STORED RECORDS:
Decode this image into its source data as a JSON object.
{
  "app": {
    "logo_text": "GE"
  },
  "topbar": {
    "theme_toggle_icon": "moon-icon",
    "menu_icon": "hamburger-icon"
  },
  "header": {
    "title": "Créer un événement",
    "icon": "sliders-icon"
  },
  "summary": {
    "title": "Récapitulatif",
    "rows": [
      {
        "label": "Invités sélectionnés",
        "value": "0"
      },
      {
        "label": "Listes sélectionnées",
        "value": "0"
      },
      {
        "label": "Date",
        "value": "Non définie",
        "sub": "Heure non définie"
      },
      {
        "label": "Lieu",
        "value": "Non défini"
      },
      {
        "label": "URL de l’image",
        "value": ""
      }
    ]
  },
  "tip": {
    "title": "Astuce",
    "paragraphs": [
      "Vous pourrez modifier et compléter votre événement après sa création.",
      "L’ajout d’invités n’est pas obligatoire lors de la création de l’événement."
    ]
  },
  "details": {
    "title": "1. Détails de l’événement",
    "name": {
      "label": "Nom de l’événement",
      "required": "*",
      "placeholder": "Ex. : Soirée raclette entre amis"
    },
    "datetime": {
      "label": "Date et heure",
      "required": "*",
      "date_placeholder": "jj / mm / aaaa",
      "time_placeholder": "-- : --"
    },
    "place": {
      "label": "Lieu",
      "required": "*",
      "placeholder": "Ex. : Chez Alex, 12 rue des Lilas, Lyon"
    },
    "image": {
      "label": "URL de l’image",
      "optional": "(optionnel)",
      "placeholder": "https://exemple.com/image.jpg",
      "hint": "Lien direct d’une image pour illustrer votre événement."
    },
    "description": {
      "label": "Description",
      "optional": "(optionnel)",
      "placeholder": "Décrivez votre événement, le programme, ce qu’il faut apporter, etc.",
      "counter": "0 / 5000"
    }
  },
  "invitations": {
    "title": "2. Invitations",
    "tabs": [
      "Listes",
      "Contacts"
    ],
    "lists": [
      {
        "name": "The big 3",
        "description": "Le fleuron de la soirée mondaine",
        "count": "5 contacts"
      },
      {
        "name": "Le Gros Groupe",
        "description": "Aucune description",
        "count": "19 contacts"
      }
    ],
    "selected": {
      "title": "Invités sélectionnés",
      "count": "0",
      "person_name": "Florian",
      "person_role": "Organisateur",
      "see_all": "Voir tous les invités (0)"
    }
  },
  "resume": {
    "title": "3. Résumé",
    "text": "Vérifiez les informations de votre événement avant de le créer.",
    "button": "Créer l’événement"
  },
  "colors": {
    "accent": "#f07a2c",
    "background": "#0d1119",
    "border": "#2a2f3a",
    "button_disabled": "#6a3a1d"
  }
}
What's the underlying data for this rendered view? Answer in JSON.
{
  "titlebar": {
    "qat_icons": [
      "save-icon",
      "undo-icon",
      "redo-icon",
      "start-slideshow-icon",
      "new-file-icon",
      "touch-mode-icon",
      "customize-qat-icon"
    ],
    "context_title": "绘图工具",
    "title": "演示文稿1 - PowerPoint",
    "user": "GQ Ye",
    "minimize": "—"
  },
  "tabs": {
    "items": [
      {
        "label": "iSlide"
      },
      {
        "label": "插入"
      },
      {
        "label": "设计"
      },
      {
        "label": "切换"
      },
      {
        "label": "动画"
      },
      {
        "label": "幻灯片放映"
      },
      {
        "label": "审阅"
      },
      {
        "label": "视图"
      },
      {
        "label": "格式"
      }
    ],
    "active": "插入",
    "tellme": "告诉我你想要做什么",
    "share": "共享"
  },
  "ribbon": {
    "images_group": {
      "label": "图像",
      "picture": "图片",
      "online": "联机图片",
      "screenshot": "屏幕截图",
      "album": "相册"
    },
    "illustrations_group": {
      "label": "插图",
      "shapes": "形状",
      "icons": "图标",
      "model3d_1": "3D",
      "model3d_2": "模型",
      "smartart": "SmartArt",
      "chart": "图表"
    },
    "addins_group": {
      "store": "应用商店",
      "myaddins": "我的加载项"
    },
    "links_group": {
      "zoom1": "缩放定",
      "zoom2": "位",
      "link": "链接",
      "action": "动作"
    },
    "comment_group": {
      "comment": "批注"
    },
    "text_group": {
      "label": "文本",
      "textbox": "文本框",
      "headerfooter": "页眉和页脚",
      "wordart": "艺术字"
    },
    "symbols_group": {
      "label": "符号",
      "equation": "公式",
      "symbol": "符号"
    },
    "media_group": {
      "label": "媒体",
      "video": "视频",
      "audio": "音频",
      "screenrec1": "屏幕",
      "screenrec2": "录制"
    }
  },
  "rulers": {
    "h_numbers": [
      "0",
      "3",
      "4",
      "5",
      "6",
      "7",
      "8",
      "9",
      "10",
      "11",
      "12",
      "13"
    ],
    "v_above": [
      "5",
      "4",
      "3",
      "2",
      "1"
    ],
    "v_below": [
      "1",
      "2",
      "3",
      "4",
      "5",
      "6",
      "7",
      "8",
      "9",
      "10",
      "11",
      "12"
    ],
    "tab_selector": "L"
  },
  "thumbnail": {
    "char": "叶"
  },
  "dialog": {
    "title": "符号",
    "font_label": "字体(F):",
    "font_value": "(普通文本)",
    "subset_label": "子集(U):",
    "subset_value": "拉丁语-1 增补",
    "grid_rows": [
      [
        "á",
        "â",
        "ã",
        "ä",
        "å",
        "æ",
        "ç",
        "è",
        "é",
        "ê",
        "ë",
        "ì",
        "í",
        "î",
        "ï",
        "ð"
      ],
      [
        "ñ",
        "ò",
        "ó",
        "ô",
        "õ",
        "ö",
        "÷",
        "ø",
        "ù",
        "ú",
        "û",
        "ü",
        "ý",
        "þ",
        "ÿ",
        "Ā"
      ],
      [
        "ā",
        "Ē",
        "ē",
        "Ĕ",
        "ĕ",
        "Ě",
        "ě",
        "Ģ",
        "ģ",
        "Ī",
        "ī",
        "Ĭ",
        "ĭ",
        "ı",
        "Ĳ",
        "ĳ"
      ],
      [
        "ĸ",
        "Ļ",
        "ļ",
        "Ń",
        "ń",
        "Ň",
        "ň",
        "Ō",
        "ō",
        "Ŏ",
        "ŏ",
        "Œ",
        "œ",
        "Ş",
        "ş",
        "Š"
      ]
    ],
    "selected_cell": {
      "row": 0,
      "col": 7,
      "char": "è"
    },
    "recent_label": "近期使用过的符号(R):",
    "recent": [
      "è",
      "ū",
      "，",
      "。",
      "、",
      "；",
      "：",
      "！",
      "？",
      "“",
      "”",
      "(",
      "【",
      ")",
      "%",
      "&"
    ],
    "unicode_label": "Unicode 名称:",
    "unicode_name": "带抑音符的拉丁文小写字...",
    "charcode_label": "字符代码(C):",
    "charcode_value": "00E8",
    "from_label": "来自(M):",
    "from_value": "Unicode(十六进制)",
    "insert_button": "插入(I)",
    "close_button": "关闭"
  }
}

JOB: Restate each record exactly as written.

SOLUTION TO THE PROBLEM:
Decode this image into its source data as a JSON object.
{
  "app": {
    "logo_text": "GE"
  },
  "topbar": {
    "theme_toggle_icon": "moon-icon",
    "menu_icon": "hamburger-icon"
  },
  "header": {
    "title": "Créer un événement",
    "icon": "sliders-icon"
  },
  "summary": {
    "title": "Récapitulatif",
    "rows": [
      {
        "label": "Invités sélectionnés",
        "value": "0"
      },
      {
        "label": "Listes sélectionnées",
        "value": "0"
      },
      {
        "label": "Date",
        "value": "Non définie",
        "sub": "Heure non définie"
      },
      {
        "label": "Lieu",
        "value": "Non défini"
      },
      {
        "label": "URL de l’image",
        "value": ""
      }
    ]
  },
  "tip": {
    "title": "Astuce",
    "paragraphs": [
      "Vous pourrez modifier et compléter votre événement après sa création.",
      "L’ajout d’invités n’est pas obligatoire lors de la création de l’événement."
    ]
  },
  "details": {
    "title": "1. Détails de l’événement",
    "name": {
      "label": "Nom de l’événement",
      "required": "*",
      "placeholder": "Ex. : Soirée raclette entre amis"
    },
    "datetime": {
      "label": "Date et heure",
      "required": "*",
      "date_placeholder": "jj / mm / aaaa",
      "time_placeholder": "-- : --"
    },
    "place": {
      "label": "Lieu",
      "required": "*",
      "placeholder": "Ex. : Chez Alex, 12 rue des Lilas, Lyon"
    },
    "image": {
      "label": "URL de l’image",
      "optional": "(optionnel)",
      "placeholder": "https://exemple.com/image.jpg",
      "hint": "Lien direct d’une image pour illustrer votre événement."
    },
    "description": {
      "label": "Description",
      "optional": "(optionnel)",
      "placeholder": "Décrivez votre événement, le programme, ce qu’il faut apporter, etc.",
      "counter": "0 / 5000"
    }
  },
  "invitations": {
    "title": "2. Invitations",
    "tabs": [
      "Listes",
      "Contacts"
    ],
    "lists": [
      {
        "name": "The big 3",
        "description": "Le fleuron de la soirée mondaine",
        "count": "5 contacts"
      },
      {
        "name": "Le Gros Groupe",
        "description": "Aucune description",
        "count": "19 contacts"
      }
    ],
    "selected": {
      "title": "Invités sélectionnés",
      "count": "0",
      "person_name": "Florian",
      "person_role": "Organisateur",
      "see_all": "Voir tous les invités (0)"
    }
  },
  "resume": {
    "title": "3. Résumé",
    "text": "Vérifiez les informations de votre événement avant de le créer.",
    "button": "Créer l’événement"
  },
  "colors": {
    "accent": "#f07a2c",
    "background": "#0d1119",
    "border": "#2a2f3a",
    "button_disabled": "#6a3a1d"
  }
}
What's the underlying data for this rendered view? Answer in JSON.
{
  "titlebar": {
    "qat_icons": [
      "save-icon",
      "undo-icon",
      "redo-icon",
      "start-slideshow-icon",
      "new-file-icon",
      "touch-mode-icon",
      "customize-qat-icon"
    ],
    "context_title": "绘图工具",
    "title": "演示文稿1 - PowerPoint",
    "user": "GQ Ye",
    "minimize": "—"
  },
  "tabs": {
    "items": [
      {
        "label": "iSlide"
      },
      {
        "label": "插入"
      },
      {
        "label": "设计"
      },
      {
        "label": "切换"
      },
      {
        "label": "动画"
      },
      {
        "label": "幻灯片放映"
      },
      {
        "label": "审阅"
      },
      {
        "label": "视图"
      },
      {
        "label": "格式"
      }
    ],
    "active": "插入",
    "tellme": "告诉我你想要做什么",
    "share": "共享"
  },
  "ribbon": {
    "images_group": {
      "label": "图像",
      "picture": "图片",
      "online": "联机图片",
      "screenshot": "屏幕截图",
      "album": "相册"
    },
    "illustrations_group": {
      "label": "插图",
      "shapes": "形状",
      "icons": "图标",
      "model3d_1": "3D",
      "model3d_2": "模型",
      "smartart": "SmartArt",
      "chart": "图表"
    },
    "addins_group": {
      "store": "应用商店",
      "myaddins": "我的加载项"
    },
    "links_group": {
      "zoom1": "缩放定",
      "zoom2": "位",
      "link": "链接",
      "action": "动作"
    },
    "comment_group": {
      "comment": "批注"
    },
    "text_group": {
      "label": "文本",
      "textbox": "文本框",
      "headerfooter": "页眉和页脚",
      "wordart": "艺术字"
    },
    "symbols_group": {
      "label": "符号",
      "equation": "公式",
      "symbol": "符号"
    },
    "media_group": {
      "label": "媒体",
      "video": "视频",
      "audio": "音频",
      "screenrec1": "屏幕",
      "screenrec2": "录制"
    }
  },
  "rulers": {
    "h_numbers": [
      "0",
      "3",
      "4",
      "5",
      "6",
      "7",
      "8",
      "9",
      "10",
      "11",
      "12",
      "13"
    ],
    "v_above": [
      "5",
      "4",
      "3",
      "2",
      "1"
    ],
    "v_below": [
      "1",
      "2",
      "3",
      "4",
      "5",
      "6",
      "7",
      "8",
      "9",
      "10",
      "11",
      "12"
    ],
    "tab_selector": "L"
  },
  "thumbnail": {
    "char": "叶"
  },
  "dialog": {
    "title": "符号",
    "font_label": "字体(F):",
    "font_value": "(普通文本)",
    "subset_label": "子集(U):",
    "subset_value": "拉丁语-1 增补",
    "grid_rows": [
      [
        "á",
        "â",
        "ã",
        "ä",
        "å",
        "æ",
        "ç",
        "è",
        "é",
        "ê",
        "ë",
        "ì",
        "í",
        "î",
        "ï",
        "ð"
      ],
      [
        "ñ",
        "ò",
        "ó",
        "ô",
        "õ",
        "ö",
        "÷",
        "ø",
        "ù",
        "ú",
        "û",
        "ü",
        "ý",
        "þ",
        "ÿ",
        "Ā"
      ],
      [
        "ā",
        "Ē",
        "ē",
        "Ĕ",
        "ĕ",
        "Ě",
        "ě",
        "Ģ",
        "ģ",
        "Ī",
        "ī",
        "Ĭ",
        "ĭ",
        "ı",
        "Ĳ",
        "ĳ"
      ],
      [
        "ĸ",
        "Ļ",
        "ļ",
        "Ń",
        "ń",
        "Ň",
        "ň",
        "Ō",
        "ō",
        "Ŏ",
        "ŏ",
        "Œ",
        "œ",
        "Ş",
        "ş",
        "Š"
      ]
    ],
    "selected_cell": {
      "row": 0,
      "col": 7,
      "char": "è"
    },
    "recent_label": "近期使用过的符号(R):",
    "recent": [
      "è",
      "ū",
      "，",
      "。",
      "、",
      "；",
      "：",
      "！",
      "？",
      "“",
      "”",
      "(",
      "【",
      ")",
      "%",
      "&"
    ],
    "unicode_label": "Unicode 名称:",
    "unicode_name": "带抑音符的拉丁文小写字...",
    "charcode_label": "字符代码(C):",
    "charcode_value": "00E8",
    "from_label": "来自(M):",
    "from_value": "Unicode(十六进制)",
    "insert_button": "插入(I)",
    "close_button": "关闭"
  }
}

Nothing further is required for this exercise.